** AIM OF THE EXERCISE **
Reproduce all lines of the listing below in which the word "structured" occurs.

** Data entries **

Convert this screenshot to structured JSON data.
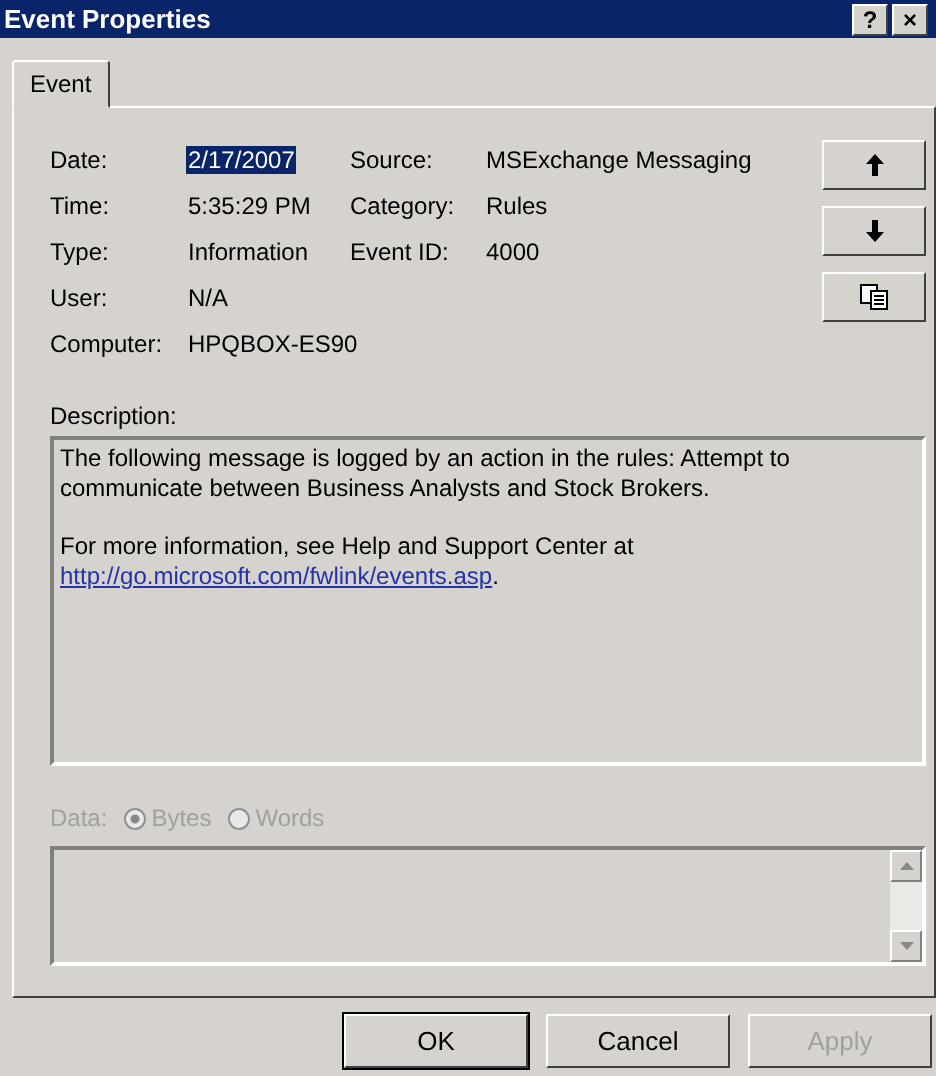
{
  "window": {
    "title": "Event Properties",
    "title_buttons": [
      "?",
      "×"
    ]
  },
  "tabs": [
    {
      "label": "Event",
      "selected": true
    }
  ],
  "fields": [
    [
      {
        "label": "Date:",
        "value": "2/17/2007",
        "selected": true
      },
      {
        "label": "Source:",
        "value": "MSExchange Messaging",
        "selected": false
      }
    ],
    [
      {
        "label": "Time:",
        "value": "5:35:29 PM",
        "selected": false
      },
      {
        "label": "Category:",
        "value": "Rules",
        "selected": false
      }
    ],
    [
      {
        "label": "Type:",
        "value": "Information",
        "selected": false
      },
      {
        "label": "Event ID:",
        "value": "4000",
        "selected": false
      }
    ],
    [
      {
        "label": "User:",
        "value": "N/A",
        "selected": false
      }
    ],
    [
      {
        "label": "Computer:",
        "value": "HPQBOX-ES90",
        "selected": false
      }
    ]
  ],
  "side_buttons": [
    {
      "kind": "up"
    },
    {
      "kind": "down"
    },
    {
      "kind": "copy"
    }
  ],
  "description": {
    "label": "Description:",
    "paragraphs": [
      {
        "text": "The following message is logged by an action in the rules: Attempt to communicate between Business Analysts and Stock Brokers."
      },
      {
        "text": "For more information, see Help and Support Center at",
        "link": "http://go.microsoft.com/fwlink/events.asp",
        "after": "."
      }
    ]
  },
  "data": {
    "label": "Data:",
    "disabled": true,
    "options": [
      {
        "label": "Bytes",
        "selected": true
      },
      {
        "label": "Words",
        "selected": false
      }
    ]
  },
  "buttons": [
    {
      "label": "OK",
      "default": true,
      "disabled": false
    },
    {
      "label": "Cancel",
      "default": false,
      "disabled": false
    },
    {
      "label": "Apply",
      "default": false,
      "disabled": true
    }
  ]
}
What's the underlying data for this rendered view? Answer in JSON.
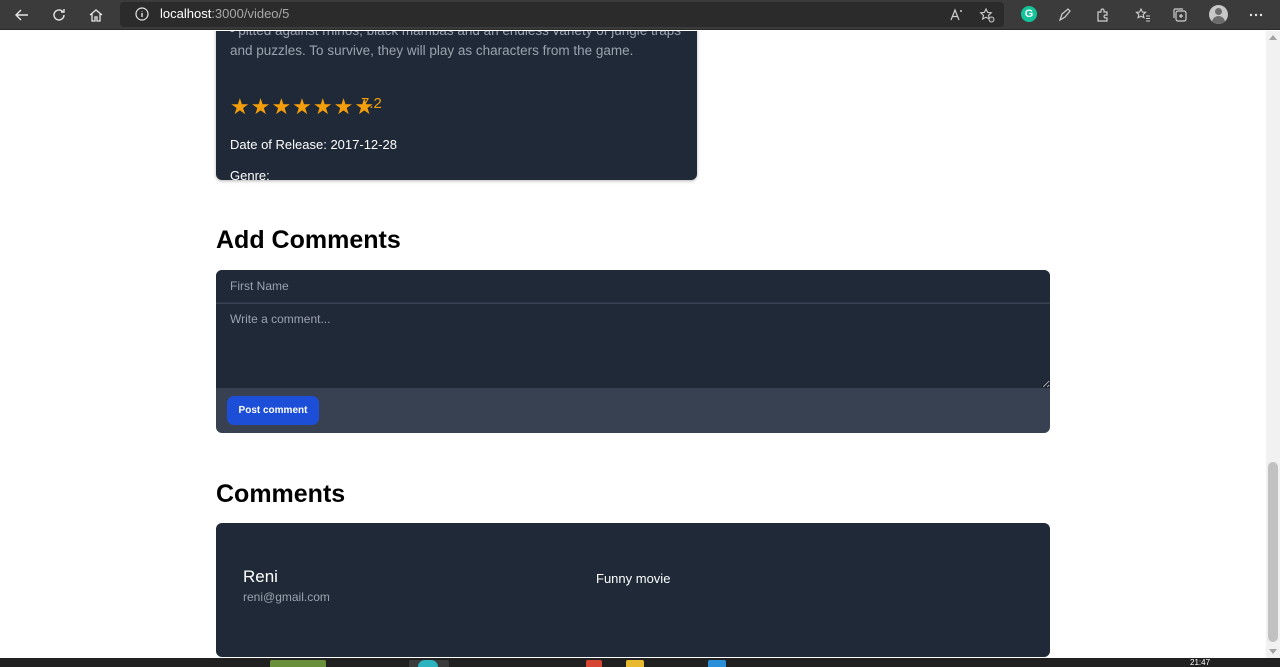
{
  "browser": {
    "url_host": "localhost",
    "url_path": ":3000/video/5"
  },
  "movie": {
    "description": "- pitted against rhinos, black mambas and an endless variety of jungle traps and puzzles. To survive, they will play as characters from the game.",
    "stars": "★★★★★★★",
    "stars_count": 7,
    "rating": "7.2",
    "release_line": "Date of Release: 2017-12-28",
    "genre_label": "Genre:"
  },
  "add_comments": {
    "heading": "Add Comments",
    "first_name_placeholder": "First Name",
    "comment_placeholder": "Write a comment...",
    "post_button": "Post comment"
  },
  "comments": {
    "heading": "Comments",
    "items": [
      {
        "name": "Reni",
        "email": "reni@gmail.com",
        "text": "Funny movie"
      }
    ]
  },
  "taskbar": {
    "clock": "21:47"
  },
  "colors": {
    "card_bg": "#1f2937",
    "form_footer_bg": "#374151",
    "accent_blue": "#1d4ed8",
    "star_color": "#f59e0b"
  }
}
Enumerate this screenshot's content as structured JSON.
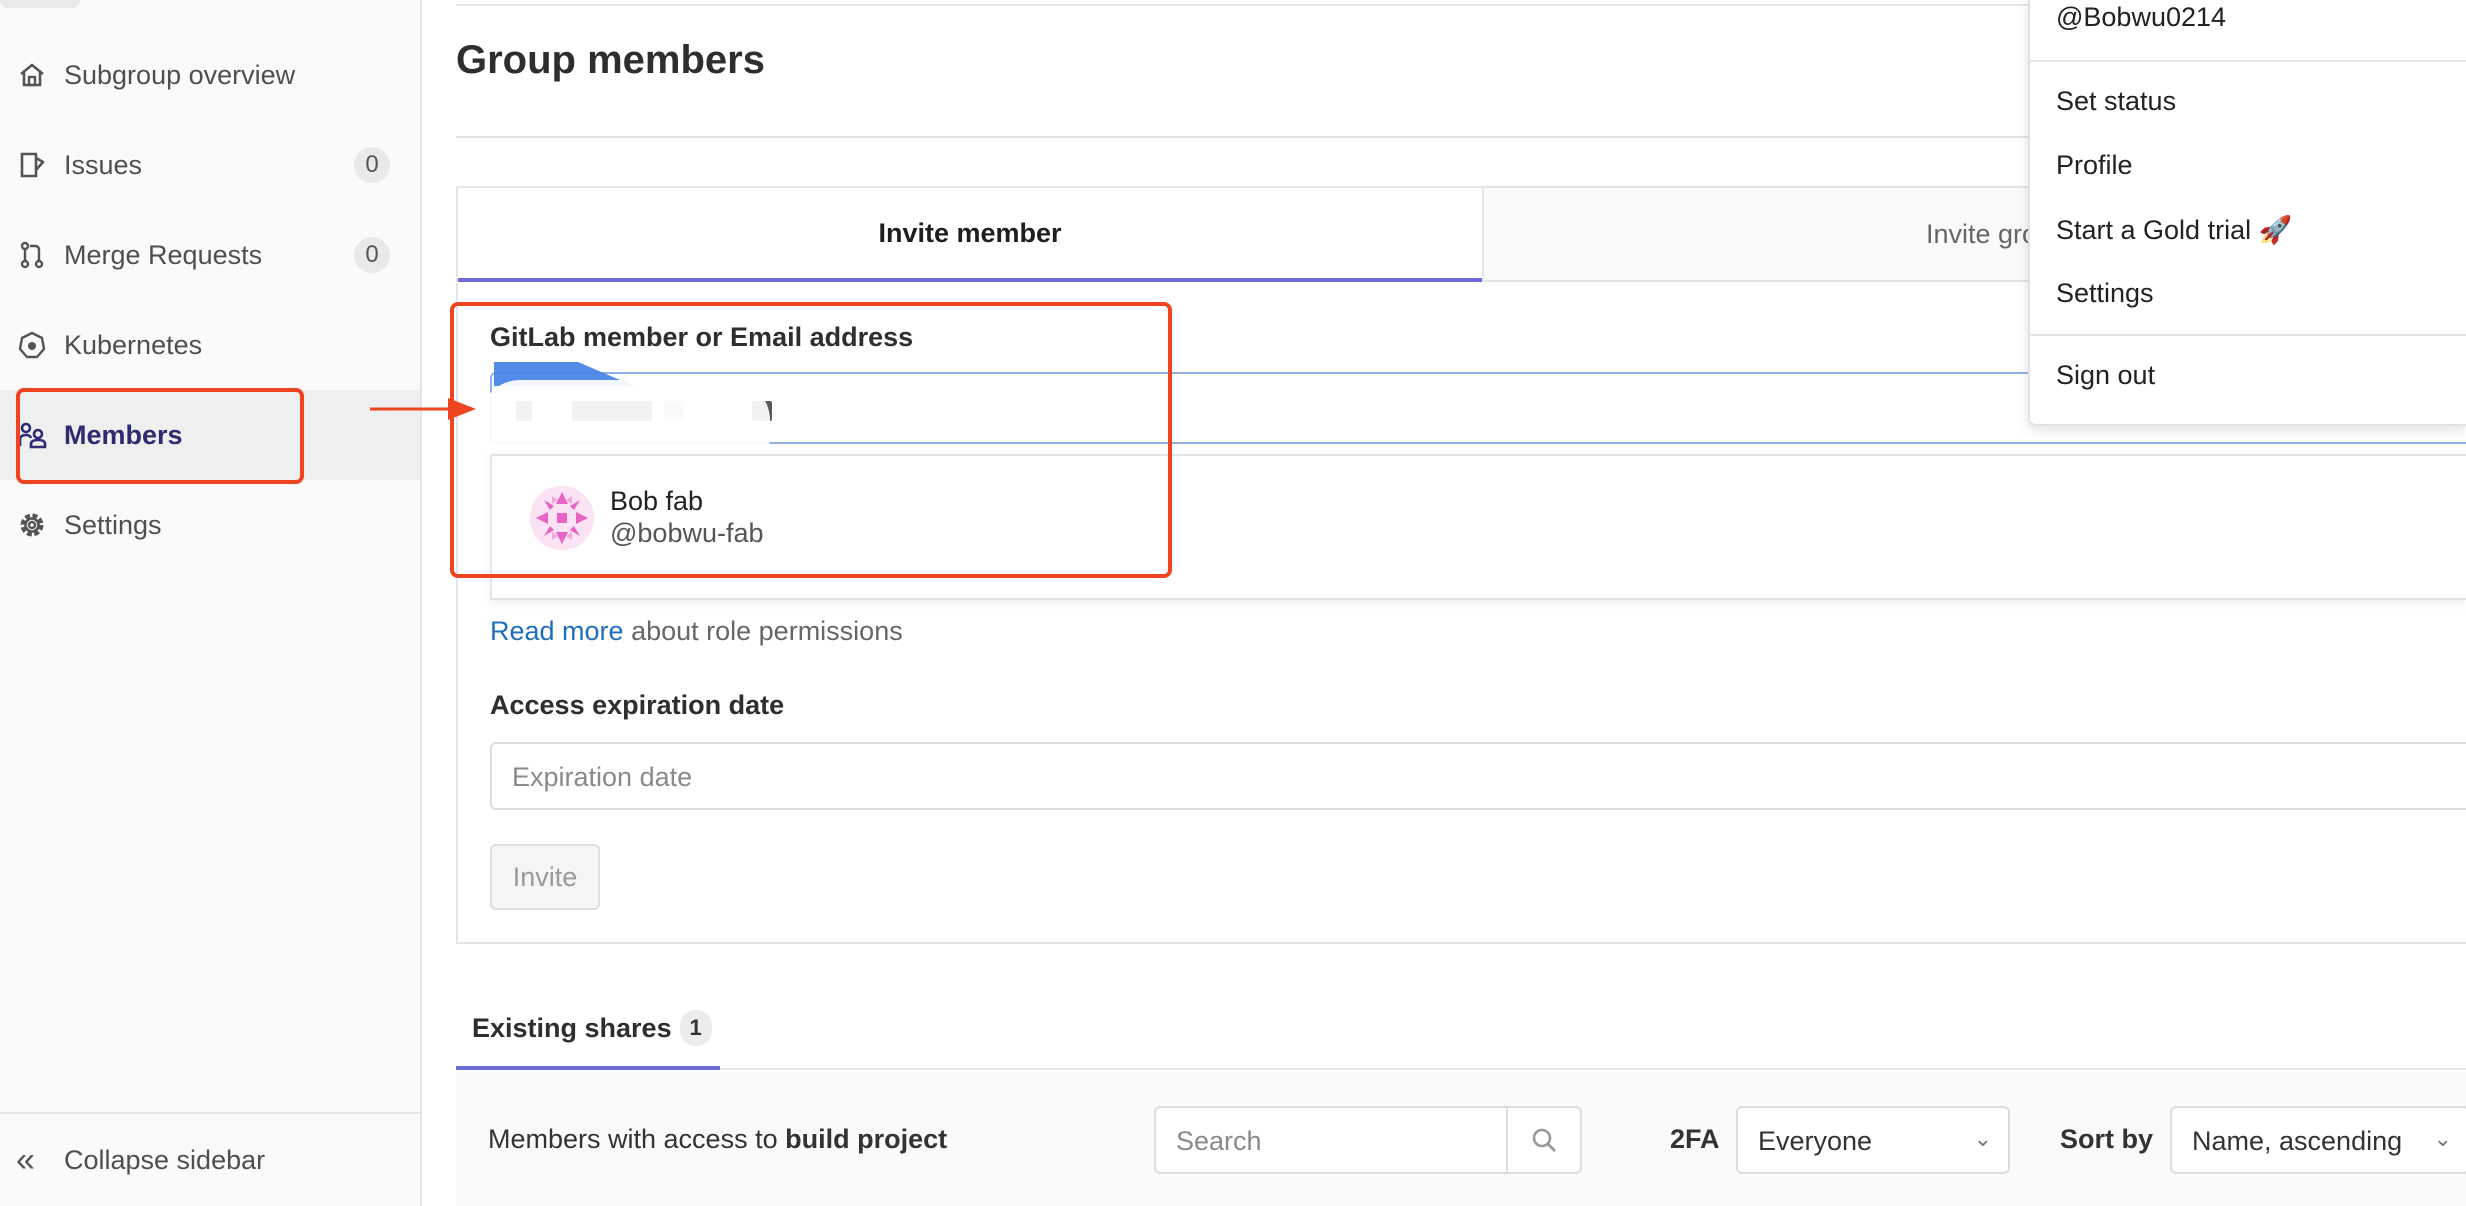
{
  "sidebar": {
    "items": [
      {
        "label": "Subgroup overview",
        "icon": "home-icon"
      },
      {
        "label": "Issues",
        "icon": "issues-icon",
        "badge": "0"
      },
      {
        "label": "Merge Requests",
        "icon": "merge-request-icon",
        "badge": "0"
      },
      {
        "label": "Kubernetes",
        "icon": "kubernetes-icon"
      },
      {
        "label": "Members",
        "icon": "members-icon",
        "active": true
      },
      {
        "label": "Settings",
        "icon": "gear-icon"
      }
    ],
    "collapse_label": "Collapse sidebar"
  },
  "page": {
    "title": "Group members"
  },
  "invite": {
    "tab_member": "Invite member",
    "tab_group": "Invite gro",
    "member_label": "GitLab member or Email address",
    "suggestion": {
      "name": "Bob fab",
      "handle": "@bobwu-fab"
    },
    "help_link": "Read more",
    "help_text": " about role permissions",
    "expiration_label": "Access expiration date",
    "expiration_placeholder": "Expiration date",
    "invite_button": "Invite"
  },
  "shares": {
    "tab_label": "Existing shares",
    "count": "1",
    "members_text_prefix": "Members with access to ",
    "project_name": "build project",
    "search_placeholder": "Search",
    "twofa_label": "2FA",
    "twofa_value": "Everyone",
    "sort_label": "Sort by",
    "sort_value": "Name, ascending"
  },
  "user_menu": {
    "handle": "@Bobwu0214",
    "items": [
      "Set status",
      "Profile",
      "Start a Gold trial 🚀",
      "Settings"
    ],
    "sign_out": "Sign out"
  },
  "colors": {
    "accent": "#6b6bd6",
    "annotation": "#ee4422",
    "link": "#1f6fbf",
    "active_nav": "#2e2c70"
  }
}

** FINISHED EXERCISE **
Convert this screenshot to structured JSON data.
Enumerate this screenshot's content as structured JSON.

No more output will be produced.